### What the exercise asks
Only the pictures are left out: repeat the rest of the entries exactly.

### Listed entries
===============

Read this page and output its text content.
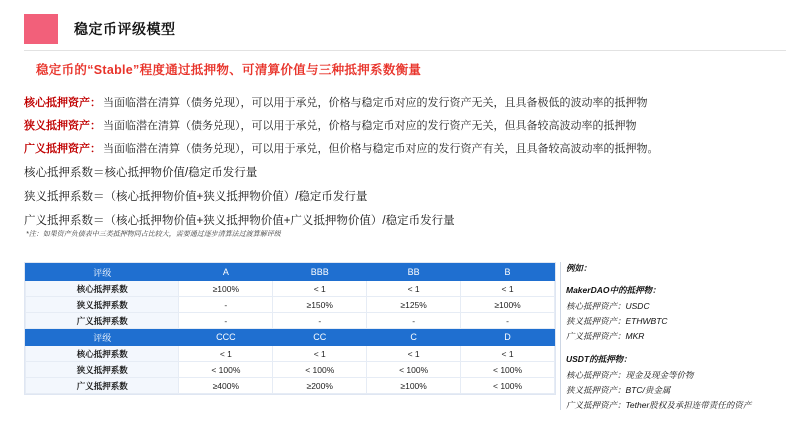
稳定币评级模型
稳定币的“Stable”程度通过抵押物、可清算价值与三种抵押系数衡量
核心抵押资产： 当面临潜在清算（债务兑现），可以用于承兑，价格与稳定币对应的发行资产无关，且具备极低的波动率的抵押物
狭义抵押资产： 当面临潜在清算（债务兑现），可以用于承兑，价格与稳定币对应的发行资产无关，但具备较高波动率的抵押物
广义抵押资产： 当面临潜在清算（债务兑现），可以用于承兑，但价格与稳定币对应的发行资产有关，且具备较高波动率的抵押物。
核心抵押系数＝核心抵押物价值/稳定币发行量
狭义抵押系数＝（核心抵押物价值+狭义抵押物价值）/稳定币发行量
广义抵押系数＝（核心抵押物价值+狭义抵押物价值+广义抵押物价值）/稳定币发行量
*注：如果资产负债表中三类抵押物同占比较大，需要通过逐步清算法过渡算解评级
评级	A	BBB	BB	B
核心抵押系数	≥100%	< 1	< 1	< 1
狭义抵押系数	-	≥150%	≥125%	≥100%
广义抵押系数	-	-	-	-
评级	CCC	CC	C	D
核心抵押系数	< 1	< 1	< 1	< 1
狭义抵押系数	< 100%	< 100%	< 100%	< 100%
广义抵押系数	≥400%	≥200%	≥100%	< 100%
例如：
MakerDAO中的抵押物：
核心抵押资产：USDC
狭义抵押资产：ETHWBTC
广义抵押资产：MKR
USDT的抵押物：
核心抵押资产：现金及现金等价物
狭义抵押资产：BTC/贵金属
广义抵押资产：Tether股权及承担连带责任的资产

===============

### Finished exercise
Read this page and output its text content.
稳定币评级模型
稳定币的“Stable”程度通过抵押物、可清算价值与三种抵押系数衡量
核心抵押资产： 当面临潜在清算（债务兑现），可以用于承兑，价格与稳定币对应的发行资产无关，且具备极低的波动率的抵押物
狭义抵押资产： 当面临潜在清算（债务兑现），可以用于承兑，价格与稳定币对应的发行资产无关，但具备较高波动率的抵押物
广义抵押资产： 当面临潜在清算（债务兑现），可以用于承兑，但价格与稳定币对应的发行资产有关，且具备较高波动率的抵押物。
核心抵押系数＝核心抵押物价值/稳定币发行量
狭义抵押系数＝（核心抵押物价值+狭义抵押物价值）/稳定币发行量
广义抵押系数＝（核心抵押物价值+狭义抵押物价值+广义抵押物价值）/稳定币发行量
*注：如果资产负债表中三类抵押物同占比较大，需要通过逐步清算法过渡算解评级
评级	A	BBB	BB	B
核心抵押系数	≥100%	< 1	< 1	< 1
狭义抵押系数	-	≥150%	≥125%	≥100%
广义抵押系数	-	-	-	-
评级	CCC	CC	C	D
核心抵押系数	< 1	< 1	< 1	< 1
狭义抵押系数	< 100%	< 100%	< 100%	< 100%
广义抵押系数	≥400%	≥200%	≥100%	< 100%
例如：
MakerDAO中的抵押物：
核心抵押资产：USDC
狭义抵押资产：ETHWBTC
广义抵押资产：MKR
USDT的抵押物：
核心抵押资产：现金及现金等价物
狭义抵押资产：BTC/贵金属
广义抵押资产：Tether股权及承担连带责任的资产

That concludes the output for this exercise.